**Written request:**
Extract, from the listing that follows, each line containing the word "Climate".

Data entries:
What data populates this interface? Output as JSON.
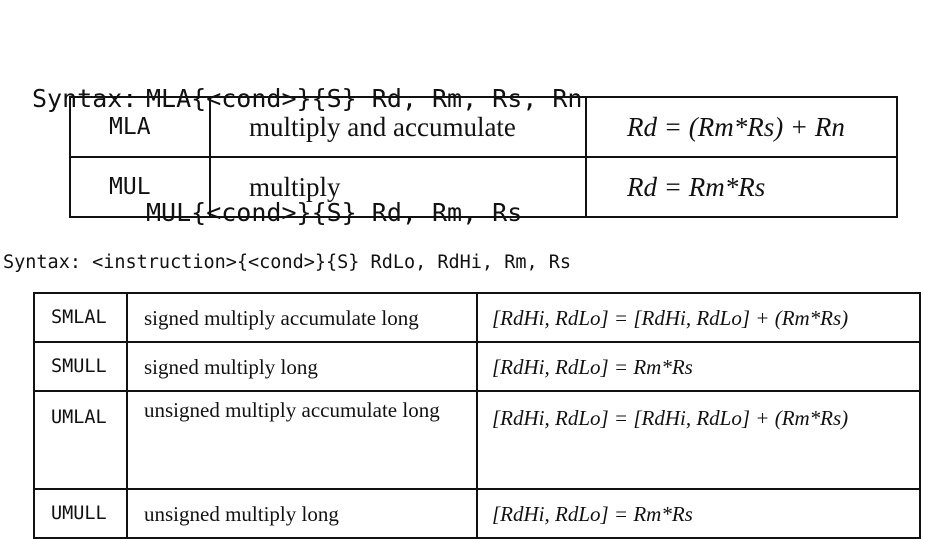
{
  "syntax_block_1": {
    "label": "Syntax:",
    "line1": "MLA{<cond>}{S} Rd, Rm, Rs, Rn",
    "line2": "MUL{<cond>}{S} Rd, Rm, Rs"
  },
  "table1": {
    "rows": [
      {
        "mnemonic": "MLA",
        "description": "multiply and accumulate",
        "operation": "Rd = (Rm*Rs) + Rn"
      },
      {
        "mnemonic": "MUL",
        "description": "multiply",
        "operation": "Rd = Rm*Rs"
      }
    ]
  },
  "syntax_block_2": {
    "text": "Syntax: <instruction>{<cond>}{S} RdLo, RdHi, Rm, Rs"
  },
  "table2": {
    "rows": [
      {
        "mnemonic": "SMLAL",
        "description": "signed multiply accumulate long",
        "operation": "[RdHi, RdLo] = [RdHi, RdLo] + (Rm*Rs)"
      },
      {
        "mnemonic": "SMULL",
        "description": "signed multiply long",
        "operation": "[RdHi, RdLo] = Rm*Rs"
      },
      {
        "mnemonic": "UMLAL",
        "description": "unsigned multiply accumulate long",
        "operation": "[RdHi, RdLo] = [RdHi, RdLo] + (Rm*Rs)"
      },
      {
        "mnemonic": "UMULL",
        "description": "unsigned multiply long",
        "operation": "[RdHi, RdLo] = Rm*Rs"
      }
    ]
  }
}
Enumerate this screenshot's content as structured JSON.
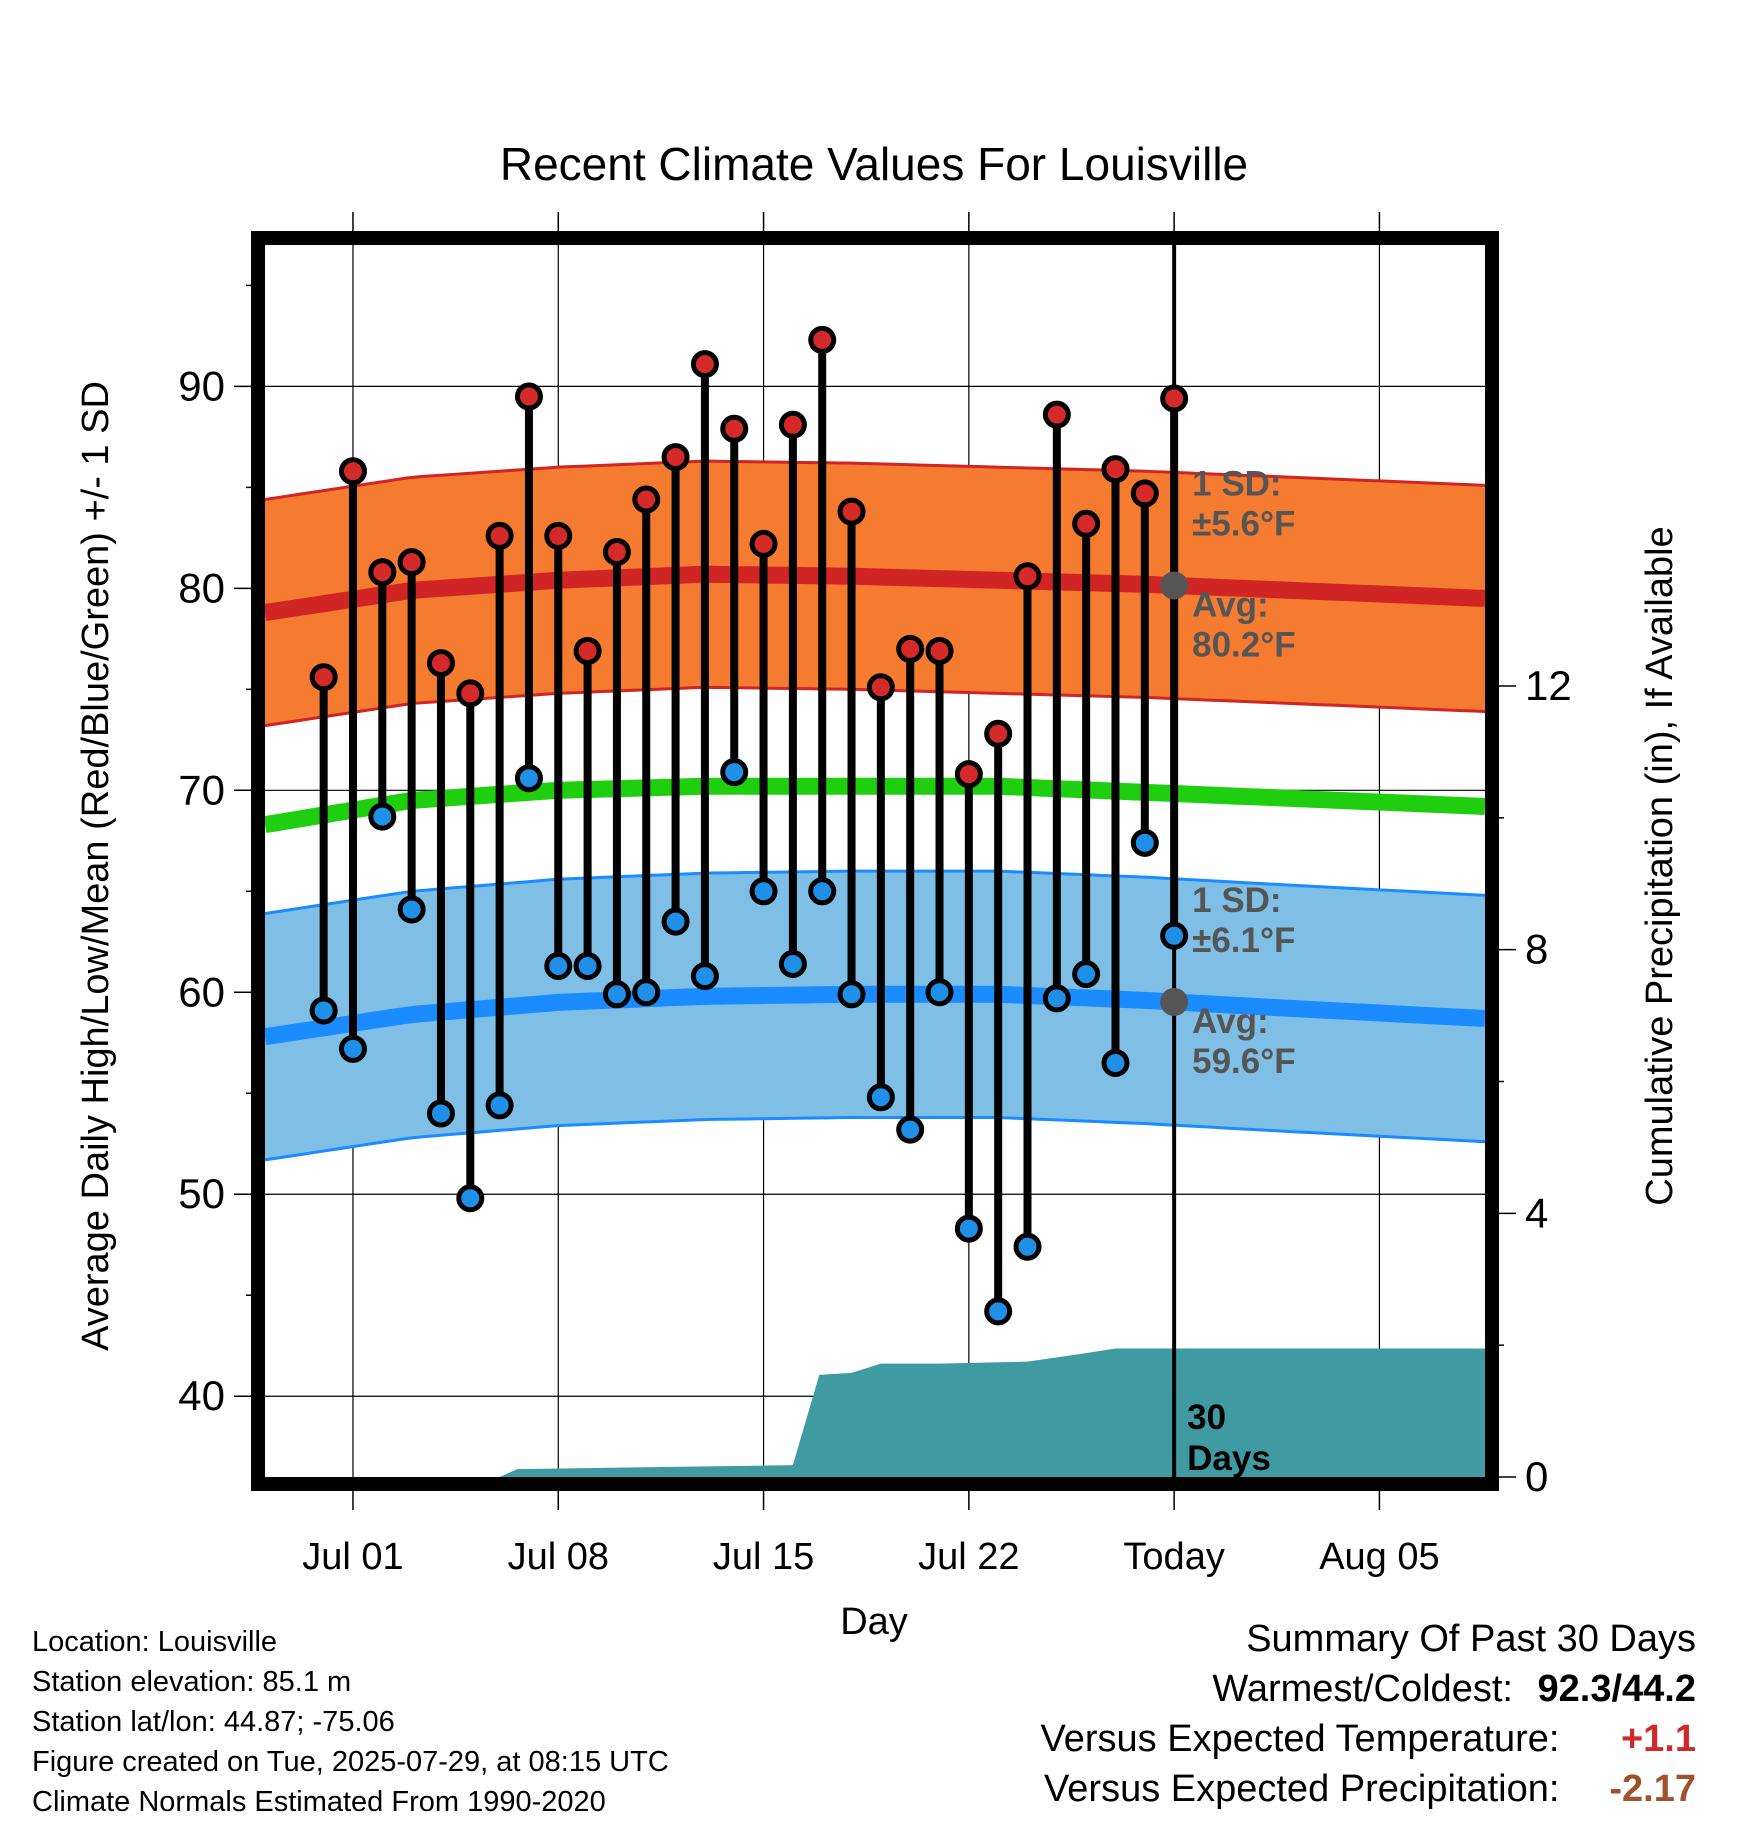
{
  "chart_data": {
    "type": "line",
    "title": "Recent Climate Values For Louisville",
    "xlabel": "Day",
    "ylabel": "Average Daily High/Low/Mean (Red/Blue/Green) +/- 1 SD",
    "ylabel_right": "Cumulative Precipitation (in), If Available",
    "ylim": [
      36,
      97
    ],
    "ylim_right": [
      0,
      12
    ],
    "x_ticks": [
      {
        "day": 3,
        "label": "Jul 01"
      },
      {
        "day": 10,
        "label": "Jul 08"
      },
      {
        "day": 17,
        "label": "Jul 15"
      },
      {
        "day": 24,
        "label": "Jul 22"
      },
      {
        "day": 31,
        "label": "Today"
      },
      {
        "day": 38,
        "label": "Aug 05"
      }
    ],
    "x_range_days": [
      0,
      41.6
    ],
    "y_ticks": [
      40,
      50,
      60,
      70,
      80,
      90
    ],
    "y_ticks_right": [
      0,
      4,
      8,
      12
    ],
    "grid": true,
    "today_day": 31,
    "observed_days": [
      2,
      3,
      4,
      5,
      6,
      7,
      8,
      9,
      10,
      11,
      12,
      13,
      14,
      15,
      16,
      17,
      18,
      19,
      20,
      21,
      22,
      23,
      24,
      25,
      26,
      27,
      28,
      29,
      30,
      31
    ],
    "daily_high": [
      75.6,
      85.8,
      80.8,
      81.3,
      76.3,
      74.8,
      82.6,
      89.5,
      82.6,
      76.9,
      81.8,
      84.4,
      86.5,
      91.1,
      87.9,
      82.2,
      88.1,
      92.3,
      83.8,
      75.1,
      77.0,
      76.9,
      70.8,
      72.8,
      80.6,
      88.6,
      83.2,
      85.9,
      84.7,
      89.4
    ],
    "daily_low": [
      59.1,
      57.2,
      68.7,
      64.1,
      54.0,
      49.8,
      54.4,
      70.6,
      61.3,
      61.3,
      59.9,
      60.0,
      63.5,
      60.8,
      70.9,
      65.0,
      61.4,
      65.0,
      59.9,
      54.8,
      53.2,
      60.0,
      48.3,
      44.2,
      47.4,
      59.7,
      60.9,
      56.5,
      67.4,
      62.8
    ],
    "normal_high": {
      "days": [
        0,
        5,
        10,
        15,
        20,
        25,
        30,
        35,
        41.6
      ],
      "mean": [
        78.8,
        79.9,
        80.4,
        80.7,
        80.6,
        80.4,
        80.2,
        79.9,
        79.5
      ],
      "sd": 5.6,
      "label_sd": "1 SD:",
      "label_sd_value": "±5.6°F",
      "label_avg": "Avg:",
      "label_avg_value": "80.2°F"
    },
    "normal_low": {
      "days": [
        0,
        5,
        10,
        15,
        20,
        25,
        30,
        35,
        41.6
      ],
      "mean": [
        57.8,
        58.9,
        59.5,
        59.8,
        59.9,
        59.9,
        59.6,
        59.2,
        58.7
      ],
      "sd": 6.1,
      "label_sd": "1 SD:",
      "label_sd_value": "±6.1°F",
      "label_avg": "Avg:",
      "label_avg_value": "59.6°F"
    },
    "normal_mean": {
      "days": [
        0,
        5,
        10,
        15,
        20,
        25,
        30,
        35,
        41.6
      ],
      "values": [
        68.3,
        69.5,
        70.0,
        70.2,
        70.2,
        70.2,
        69.9,
        69.6,
        69.2
      ]
    },
    "cumulative_precip": {
      "days": [
        0,
        8,
        8.6,
        18,
        18.9,
        20,
        21,
        23,
        26,
        28,
        29,
        41.6
      ],
      "values": [
        0,
        0,
        0.12,
        0.18,
        1.55,
        1.58,
        1.72,
        1.72,
        1.75,
        1.88,
        1.95,
        1.95
      ],
      "label_line1": "30",
      "label_line2": "Days"
    },
    "colors": {
      "high_marker": "#d42a2a",
      "low_marker": "#1f8fe8",
      "high_band": "#f47b30",
      "high_line": "#d12424",
      "low_band": "#7fbfe6",
      "low_line": "#1a8cff",
      "mean_line": "#1fce0f",
      "precip_fill": "#3f9aa2",
      "annotation": "#555555"
    }
  },
  "info": {
    "location": "Location: Louisville",
    "elevation": "Station elevation: 85.1 m",
    "latlon": "Station lat/lon: 44.87; -75.06",
    "created": "Figure created on Tue, 2025-07-29, at 08:15 UTC",
    "normals": "Climate Normals Estimated From 1990-2020"
  },
  "summary": {
    "heading": "Summary Of Past 30 Days",
    "warm_cold_label": "Warmest/Coldest:",
    "warm_cold_value": "92.3/44.2",
    "temp_label": "Versus Expected Temperature:",
    "temp_value": "+1.1",
    "precip_label": "Versus Expected Precipitation:",
    "precip_value": "-2.17"
  }
}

**Exercise output:**
    "title": "Recent Climate Values For Louisville",
    "normals": "Climate Normals Estimated From 1990-2020"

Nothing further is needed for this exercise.